Work to complete:
Output the material below in full, exactly as it is.

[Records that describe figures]
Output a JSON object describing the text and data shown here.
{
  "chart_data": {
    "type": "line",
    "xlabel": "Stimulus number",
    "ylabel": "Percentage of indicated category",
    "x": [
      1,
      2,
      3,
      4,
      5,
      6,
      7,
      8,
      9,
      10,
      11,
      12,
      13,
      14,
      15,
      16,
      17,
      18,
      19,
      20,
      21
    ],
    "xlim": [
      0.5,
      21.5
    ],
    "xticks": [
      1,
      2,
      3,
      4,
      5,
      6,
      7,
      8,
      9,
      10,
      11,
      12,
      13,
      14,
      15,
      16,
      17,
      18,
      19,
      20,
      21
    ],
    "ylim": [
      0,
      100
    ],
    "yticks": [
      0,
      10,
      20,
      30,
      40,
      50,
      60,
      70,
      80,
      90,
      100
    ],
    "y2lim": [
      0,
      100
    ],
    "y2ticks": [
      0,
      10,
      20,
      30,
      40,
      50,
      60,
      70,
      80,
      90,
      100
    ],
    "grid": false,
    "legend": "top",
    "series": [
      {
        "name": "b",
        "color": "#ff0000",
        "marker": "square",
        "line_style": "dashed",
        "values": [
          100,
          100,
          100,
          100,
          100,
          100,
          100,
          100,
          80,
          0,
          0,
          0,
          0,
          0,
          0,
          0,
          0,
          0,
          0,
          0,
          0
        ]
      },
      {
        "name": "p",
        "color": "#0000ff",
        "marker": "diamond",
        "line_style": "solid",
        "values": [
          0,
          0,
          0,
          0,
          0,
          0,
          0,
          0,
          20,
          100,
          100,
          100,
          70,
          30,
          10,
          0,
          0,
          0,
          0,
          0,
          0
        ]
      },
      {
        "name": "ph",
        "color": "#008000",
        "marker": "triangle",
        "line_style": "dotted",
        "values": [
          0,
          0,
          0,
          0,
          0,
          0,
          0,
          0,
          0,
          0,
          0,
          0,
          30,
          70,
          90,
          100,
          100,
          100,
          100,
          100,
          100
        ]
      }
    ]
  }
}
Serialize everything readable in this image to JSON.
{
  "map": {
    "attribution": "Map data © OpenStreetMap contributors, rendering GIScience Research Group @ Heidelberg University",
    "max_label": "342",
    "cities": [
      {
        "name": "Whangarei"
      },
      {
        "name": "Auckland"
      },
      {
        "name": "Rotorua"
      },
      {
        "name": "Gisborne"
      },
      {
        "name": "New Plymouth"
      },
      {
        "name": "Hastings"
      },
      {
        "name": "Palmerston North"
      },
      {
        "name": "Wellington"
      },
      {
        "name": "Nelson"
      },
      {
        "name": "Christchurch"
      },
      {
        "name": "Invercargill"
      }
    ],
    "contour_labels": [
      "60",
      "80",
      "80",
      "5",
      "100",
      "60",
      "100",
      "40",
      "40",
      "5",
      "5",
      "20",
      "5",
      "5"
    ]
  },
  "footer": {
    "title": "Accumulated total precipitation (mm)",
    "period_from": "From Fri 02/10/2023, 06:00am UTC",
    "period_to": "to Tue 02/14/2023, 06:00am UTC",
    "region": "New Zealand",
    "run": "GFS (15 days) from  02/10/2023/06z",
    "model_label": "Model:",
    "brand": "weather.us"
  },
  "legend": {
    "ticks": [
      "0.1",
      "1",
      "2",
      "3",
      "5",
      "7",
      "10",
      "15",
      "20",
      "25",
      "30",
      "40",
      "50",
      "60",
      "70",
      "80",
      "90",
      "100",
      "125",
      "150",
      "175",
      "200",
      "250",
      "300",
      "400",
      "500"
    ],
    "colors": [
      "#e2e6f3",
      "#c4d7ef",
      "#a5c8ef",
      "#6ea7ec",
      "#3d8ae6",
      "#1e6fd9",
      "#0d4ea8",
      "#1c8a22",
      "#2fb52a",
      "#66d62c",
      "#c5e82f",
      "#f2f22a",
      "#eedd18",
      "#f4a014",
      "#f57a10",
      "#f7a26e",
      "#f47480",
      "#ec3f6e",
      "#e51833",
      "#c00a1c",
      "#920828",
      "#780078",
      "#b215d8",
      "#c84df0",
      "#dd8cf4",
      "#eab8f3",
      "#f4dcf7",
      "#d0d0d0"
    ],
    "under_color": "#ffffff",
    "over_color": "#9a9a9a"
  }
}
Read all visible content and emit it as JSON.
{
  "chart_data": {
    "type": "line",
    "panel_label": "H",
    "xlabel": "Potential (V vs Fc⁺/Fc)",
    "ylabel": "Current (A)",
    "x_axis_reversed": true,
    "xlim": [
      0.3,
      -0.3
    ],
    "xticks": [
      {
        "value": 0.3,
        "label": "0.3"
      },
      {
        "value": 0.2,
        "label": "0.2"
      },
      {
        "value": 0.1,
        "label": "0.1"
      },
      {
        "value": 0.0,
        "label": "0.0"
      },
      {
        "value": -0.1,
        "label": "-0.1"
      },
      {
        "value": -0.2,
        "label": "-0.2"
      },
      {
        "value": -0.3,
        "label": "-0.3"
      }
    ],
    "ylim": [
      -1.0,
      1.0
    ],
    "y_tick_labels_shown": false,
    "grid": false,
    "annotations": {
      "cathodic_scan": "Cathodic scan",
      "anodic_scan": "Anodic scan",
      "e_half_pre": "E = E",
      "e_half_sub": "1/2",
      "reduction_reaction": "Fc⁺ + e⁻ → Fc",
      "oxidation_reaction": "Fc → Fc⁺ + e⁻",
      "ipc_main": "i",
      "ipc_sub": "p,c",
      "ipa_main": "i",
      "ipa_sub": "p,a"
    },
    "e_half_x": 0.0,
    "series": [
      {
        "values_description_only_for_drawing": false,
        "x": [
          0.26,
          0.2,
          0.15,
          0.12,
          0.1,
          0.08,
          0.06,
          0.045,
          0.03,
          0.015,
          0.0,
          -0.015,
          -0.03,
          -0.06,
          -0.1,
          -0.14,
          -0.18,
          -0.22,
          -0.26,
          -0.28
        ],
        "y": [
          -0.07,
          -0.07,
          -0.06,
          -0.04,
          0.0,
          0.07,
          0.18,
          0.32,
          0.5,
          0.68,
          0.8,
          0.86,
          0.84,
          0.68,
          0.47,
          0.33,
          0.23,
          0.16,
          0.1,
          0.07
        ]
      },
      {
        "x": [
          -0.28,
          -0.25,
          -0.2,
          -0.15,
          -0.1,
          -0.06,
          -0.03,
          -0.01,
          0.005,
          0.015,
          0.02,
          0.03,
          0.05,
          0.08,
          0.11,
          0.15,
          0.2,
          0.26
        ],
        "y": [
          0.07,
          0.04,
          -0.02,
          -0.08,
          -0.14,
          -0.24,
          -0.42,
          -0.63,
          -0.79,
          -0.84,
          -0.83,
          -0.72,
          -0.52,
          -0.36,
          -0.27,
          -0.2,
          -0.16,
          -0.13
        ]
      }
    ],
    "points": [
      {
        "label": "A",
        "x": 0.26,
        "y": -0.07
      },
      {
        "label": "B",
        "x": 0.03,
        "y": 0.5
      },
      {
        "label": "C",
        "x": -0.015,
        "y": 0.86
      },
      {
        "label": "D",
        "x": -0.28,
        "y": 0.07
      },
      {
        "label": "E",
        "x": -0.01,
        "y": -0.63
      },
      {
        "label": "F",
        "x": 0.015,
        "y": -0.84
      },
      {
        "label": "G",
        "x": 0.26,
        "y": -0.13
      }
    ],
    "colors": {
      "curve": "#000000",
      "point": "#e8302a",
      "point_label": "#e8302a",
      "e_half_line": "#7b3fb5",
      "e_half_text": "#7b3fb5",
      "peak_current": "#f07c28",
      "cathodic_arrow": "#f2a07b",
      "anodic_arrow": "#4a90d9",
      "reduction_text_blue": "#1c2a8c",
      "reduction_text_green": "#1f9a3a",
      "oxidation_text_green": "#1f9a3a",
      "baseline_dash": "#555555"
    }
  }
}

Correct response:
Output a JSON object describing the text and data shown here.
{
  "chart_data": {
    "type": "line",
    "xlabel": "Stimulus number",
    "ylabel": "Percentage of indicated category",
    "x": [
      1,
      2,
      3,
      4,
      5,
      6,
      7,
      8,
      9,
      10,
      11,
      12,
      13,
      14,
      15,
      16,
      17,
      18,
      19,
      20,
      21
    ],
    "xlim": [
      0.5,
      21.5
    ],
    "xticks": [
      1,
      2,
      3,
      4,
      5,
      6,
      7,
      8,
      9,
      10,
      11,
      12,
      13,
      14,
      15,
      16,
      17,
      18,
      19,
      20,
      21
    ],
    "ylim": [
      0,
      100
    ],
    "yticks": [
      0,
      10,
      20,
      30,
      40,
      50,
      60,
      70,
      80,
      90,
      100
    ],
    "y2lim": [
      0,
      100
    ],
    "y2ticks": [
      0,
      10,
      20,
      30,
      40,
      50,
      60,
      70,
      80,
      90,
      100
    ],
    "grid": false,
    "legend": "top",
    "series": [
      {
        "name": "b",
        "color": "#ff0000",
        "marker": "square",
        "line_style": "dashed",
        "values": [
          100,
          100,
          100,
          100,
          100,
          100,
          100,
          100,
          80,
          0,
          0,
          0,
          0,
          0,
          0,
          0,
          0,
          0,
          0,
          0,
          0
        ]
      },
      {
        "name": "p",
        "color": "#0000ff",
        "marker": "diamond",
        "line_style": "solid",
        "values": [
          0,
          0,
          0,
          0,
          0,
          0,
          0,
          0,
          20,
          100,
          100,
          100,
          70,
          30,
          10,
          0,
          0,
          0,
          0,
          0,
          0
        ]
      },
      {
        "name": "ph",
        "color": "#008000",
        "marker": "triangle",
        "line_style": "dotted",
        "values": [
          0,
          0,
          0,
          0,
          0,
          0,
          0,
          0,
          0,
          0,
          0,
          0,
          30,
          70,
          90,
          100,
          100,
          100,
          100,
          100,
          100
        ]
      }
    ]
  }
}
Serialize everything readable in this image to JSON.
{
  "map": {
    "attribution": "Map data © OpenStreetMap contributors, rendering GIScience Research Group @ Heidelberg University",
    "max_label": "342",
    "cities": [
      {
        "name": "Whangarei"
      },
      {
        "name": "Auckland"
      },
      {
        "name": "Rotorua"
      },
      {
        "name": "Gisborne"
      },
      {
        "name": "New Plymouth"
      },
      {
        "name": "Hastings"
      },
      {
        "name": "Palmerston North"
      },
      {
        "name": "Wellington"
      },
      {
        "name": "Nelson"
      },
      {
        "name": "Christchurch"
      },
      {
        "name": "Invercargill"
      }
    ],
    "contour_labels": [
      "60",
      "80",
      "80",
      "5",
      "100",
      "60",
      "100",
      "40",
      "40",
      "5",
      "5",
      "20",
      "5",
      "5"
    ]
  },
  "footer": {
    "title": "Accumulated total precipitation (mm)",
    "period_from": "From Fri 02/10/2023, 06:00am UTC",
    "period_to": "to Tue 02/14/2023, 06:00am UTC",
    "region": "New Zealand",
    "run": "GFS (15 days) from  02/10/2023/06z",
    "model_label": "Model:",
    "brand": "weather.us"
  },
  "legend": {
    "ticks": [
      "0.1",
      "1",
      "2",
      "3",
      "5",
      "7",
      "10",
      "15",
      "20",
      "25",
      "30",
      "40",
      "50",
      "60",
      "70",
      "80",
      "90",
      "100",
      "125",
      "150",
      "175",
      "200",
      "250",
      "300",
      "400",
      "500"
    ],
    "colors": [
      "#e2e6f3",
      "#c4d7ef",
      "#a5c8ef",
      "#6ea7ec",
      "#3d8ae6",
      "#1e6fd9",
      "#0d4ea8",
      "#1c8a22",
      "#2fb52a",
      "#66d62c",
      "#c5e82f",
      "#f2f22a",
      "#eedd18",
      "#f4a014",
      "#f57a10",
      "#f7a26e",
      "#f47480",
      "#ec3f6e",
      "#e51833",
      "#c00a1c",
      "#920828",
      "#780078",
      "#b215d8",
      "#c84df0",
      "#dd8cf4",
      "#eab8f3",
      "#f4dcf7",
      "#d0d0d0"
    ],
    "under_color": "#ffffff",
    "over_color": "#9a9a9a"
  }
}
Read all visible content and emit it as JSON.
{
  "chart_data": {
    "type": "line",
    "panel_label": "H",
    "xlabel": "Potential (V vs Fc⁺/Fc)",
    "ylabel": "Current (A)",
    "x_axis_reversed": true,
    "xlim": [
      0.3,
      -0.3
    ],
    "xticks": [
      {
        "value": 0.3,
        "label": "0.3"
      },
      {
        "value": 0.2,
        "label": "0.2"
      },
      {
        "value": 0.1,
        "label": "0.1"
      },
      {
        "value": 0.0,
        "label": "0.0"
      },
      {
        "value": -0.1,
        "label": "-0.1"
      },
      {
        "value": -0.2,
        "label": "-0.2"
      },
      {
        "value": -0.3,
        "label": "-0.3"
      }
    ],
    "ylim": [
      -1.0,
      1.0
    ],
    "y_tick_labels_shown": false,
    "grid": false,
    "annotations": {
      "cathodic_scan": "Cathodic scan",
      "anodic_scan": "Anodic scan",
      "e_half_pre": "E = E",
      "e_half_sub": "1/2",
      "reduction_reaction": "Fc⁺ + e⁻ → Fc",
      "oxidation_reaction": "Fc → Fc⁺ + e⁻",
      "ipc_main": "i",
      "ipc_sub": "p,c",
      "ipa_main": "i",
      "ipa_sub": "p,a"
    },
    "e_half_x": 0.0,
    "series": [
      {
        "values_description_only_for_drawing": false,
        "x": [
          0.26,
          0.2,
          0.15,
          0.12,
          0.1,
          0.08,
          0.06,
          0.045,
          0.03,
          0.015,
          0.0,
          -0.015,
          -0.03,
          -0.06,
          -0.1,
          -0.14,
          -0.18,
          -0.22,
          -0.26,
          -0.28
        ],
        "y": [
          -0.07,
          -0.07,
          -0.06,
          -0.04,
          0.0,
          0.07,
          0.18,
          0.32,
          0.5,
          0.68,
          0.8,
          0.86,
          0.84,
          0.68,
          0.47,
          0.33,
          0.23,
          0.16,
          0.1,
          0.07
        ]
      },
      {
        "x": [
          -0.28,
          -0.25,
          -0.2,
          -0.15,
          -0.1,
          -0.06,
          -0.03,
          -0.01,
          0.005,
          0.015,
          0.02,
          0.03,
          0.05,
          0.08,
          0.11,
          0.15,
          0.2,
          0.26
        ],
        "y": [
          0.07,
          0.04,
          -0.02,
          -0.08,
          -0.14,
          -0.24,
          -0.42,
          -0.63,
          -0.79,
          -0.84,
          -0.83,
          -0.72,
          -0.52,
          -0.36,
          -0.27,
          -0.2,
          -0.16,
          -0.13
        ]
      }
    ],
    "points": [
      {
        "label": "A",
        "x": 0.26,
        "y": -0.07
      },
      {
        "label": "B",
        "x": 0.03,
        "y": 0.5
      },
      {
        "label": "C",
        "x": -0.015,
        "y": 0.86
      },
      {
        "label": "D",
        "x": -0.28,
        "y": 0.07
      },
      {
        "label": "E",
        "x": -0.01,
        "y": -0.63
      },
      {
        "label": "F",
        "x": 0.015,
        "y": -0.84
      },
      {
        "label": "G",
        "x": 0.26,
        "y": -0.13
      }
    ],
    "colors": {
      "curve": "#000000",
      "point": "#e8302a",
      "point_label": "#e8302a",
      "e_half_line": "#7b3fb5",
      "e_half_text": "#7b3fb5",
      "peak_current": "#f07c28",
      "cathodic_arrow": "#f2a07b",
      "anodic_arrow": "#4a90d9",
      "reduction_text_blue": "#1c2a8c",
      "reduction_text_green": "#1f9a3a",
      "oxidation_text_green": "#1f9a3a",
      "baseline_dash": "#555555"
    }
  }
}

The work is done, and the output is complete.